TRECHO>
============================================================
Esquecendo eles que eu adoro a minha pele negra, e o meu cabelo rustico. E até acho o cabelo de negro mais iducado do que o cabelo de branco. Porque o cabelo de preto onde põe, fica. É obediente. E o cabelo de branco, é dar um movimento na cabeça ele sai do lugar. É indisciplinado. Se é que existe reencarnações, eu quero voltar sempre preta.
...Um dia, um branco disse-me:
— Se os pretos tivessem chegado ao mundo depois dos brancos, os brancos podiam protestar com razão. Mas, nem o branco nem o preto conhece a sua origem.
O branco é que diz que é superior. Mas que superioridade apresenta o branco? Se o preto bebe pinga, o branco bebe. A enfermidade que atinge o preto, atinge o branco. Se o branco sente fome, o negro também. A natureza não seleciona ninguém.
============================================================
DADOS FORNECIDOS>
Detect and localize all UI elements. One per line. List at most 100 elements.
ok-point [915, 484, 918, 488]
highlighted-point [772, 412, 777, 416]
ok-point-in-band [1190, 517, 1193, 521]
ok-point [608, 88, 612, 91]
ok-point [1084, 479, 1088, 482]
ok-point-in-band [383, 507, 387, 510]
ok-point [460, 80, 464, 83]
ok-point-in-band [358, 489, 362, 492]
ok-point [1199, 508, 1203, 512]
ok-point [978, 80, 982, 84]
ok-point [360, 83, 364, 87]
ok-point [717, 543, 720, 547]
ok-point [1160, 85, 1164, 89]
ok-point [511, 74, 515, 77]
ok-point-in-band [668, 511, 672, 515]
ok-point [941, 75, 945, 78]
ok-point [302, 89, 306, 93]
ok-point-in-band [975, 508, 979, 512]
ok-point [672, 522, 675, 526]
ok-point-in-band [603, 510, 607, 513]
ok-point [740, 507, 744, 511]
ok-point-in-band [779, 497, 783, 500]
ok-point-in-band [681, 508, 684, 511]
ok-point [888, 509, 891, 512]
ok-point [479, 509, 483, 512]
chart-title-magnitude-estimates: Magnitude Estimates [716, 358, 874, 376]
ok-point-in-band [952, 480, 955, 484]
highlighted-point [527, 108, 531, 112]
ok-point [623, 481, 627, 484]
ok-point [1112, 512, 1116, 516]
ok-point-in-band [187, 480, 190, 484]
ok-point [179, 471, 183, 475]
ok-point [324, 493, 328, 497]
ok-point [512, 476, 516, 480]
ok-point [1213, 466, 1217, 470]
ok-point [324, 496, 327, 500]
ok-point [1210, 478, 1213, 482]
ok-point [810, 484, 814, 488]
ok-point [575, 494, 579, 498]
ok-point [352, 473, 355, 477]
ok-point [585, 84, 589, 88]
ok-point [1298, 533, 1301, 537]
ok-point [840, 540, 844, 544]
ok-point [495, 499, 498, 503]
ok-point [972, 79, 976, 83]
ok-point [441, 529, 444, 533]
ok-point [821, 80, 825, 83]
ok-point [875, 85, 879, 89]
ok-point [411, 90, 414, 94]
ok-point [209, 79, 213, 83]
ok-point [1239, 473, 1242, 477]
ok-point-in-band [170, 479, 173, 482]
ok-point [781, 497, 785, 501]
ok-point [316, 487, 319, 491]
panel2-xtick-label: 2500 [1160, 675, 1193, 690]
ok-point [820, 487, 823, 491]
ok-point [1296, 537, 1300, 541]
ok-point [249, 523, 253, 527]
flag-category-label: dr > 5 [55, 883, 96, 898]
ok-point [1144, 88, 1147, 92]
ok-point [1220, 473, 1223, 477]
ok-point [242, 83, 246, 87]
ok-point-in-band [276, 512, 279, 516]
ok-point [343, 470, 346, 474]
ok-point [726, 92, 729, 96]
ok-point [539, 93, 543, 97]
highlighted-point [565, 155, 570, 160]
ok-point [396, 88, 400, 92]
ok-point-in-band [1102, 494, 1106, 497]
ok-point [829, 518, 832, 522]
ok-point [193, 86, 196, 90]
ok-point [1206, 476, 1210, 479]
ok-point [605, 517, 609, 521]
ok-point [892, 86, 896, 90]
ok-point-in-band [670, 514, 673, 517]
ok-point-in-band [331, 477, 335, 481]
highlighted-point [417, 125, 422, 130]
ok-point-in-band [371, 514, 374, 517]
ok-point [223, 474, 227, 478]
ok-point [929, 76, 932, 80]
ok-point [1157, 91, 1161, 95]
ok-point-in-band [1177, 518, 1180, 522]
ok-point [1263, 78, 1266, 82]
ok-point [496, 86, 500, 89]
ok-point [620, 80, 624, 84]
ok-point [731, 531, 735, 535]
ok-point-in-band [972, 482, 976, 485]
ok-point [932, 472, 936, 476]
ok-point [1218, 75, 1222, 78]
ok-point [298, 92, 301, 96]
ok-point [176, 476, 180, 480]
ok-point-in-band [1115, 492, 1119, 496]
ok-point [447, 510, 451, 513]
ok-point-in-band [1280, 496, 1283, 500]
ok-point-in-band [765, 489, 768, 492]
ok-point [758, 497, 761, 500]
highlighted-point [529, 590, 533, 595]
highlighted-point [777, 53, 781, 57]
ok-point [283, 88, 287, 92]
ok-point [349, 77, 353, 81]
============================================================
PROBLEMA 1>
Responda com base no trecho:
(a) Que qualidade é atribuída ao cabelo de preto?
(b) O que, segundo o trecho, a natureza não faz?
(c) De acordo com o que disse o branco, o que nem o branco nem o preto conhece?
PROBLEMA 2> Transcreva, do trecho, a passagem que vai de "O branco é que" até "não seleciona ninguém.", inclusive.

RESPOSTA ESCRITA 1>
(a) É obediente: onde põe, fica.
(b) Não seleciona ninguém.
(c) A sua origem.

RESPOSTA ESCRITA 2>
O branco é que diz que é superior. Mas que superioridade apresenta o branco? Se o preto bebe pinga, o branco bebe. A enfermidade que atinge o preto, atinge o branco. Se o branco sente fome, o negro também. A natureza não seleciona ninguém.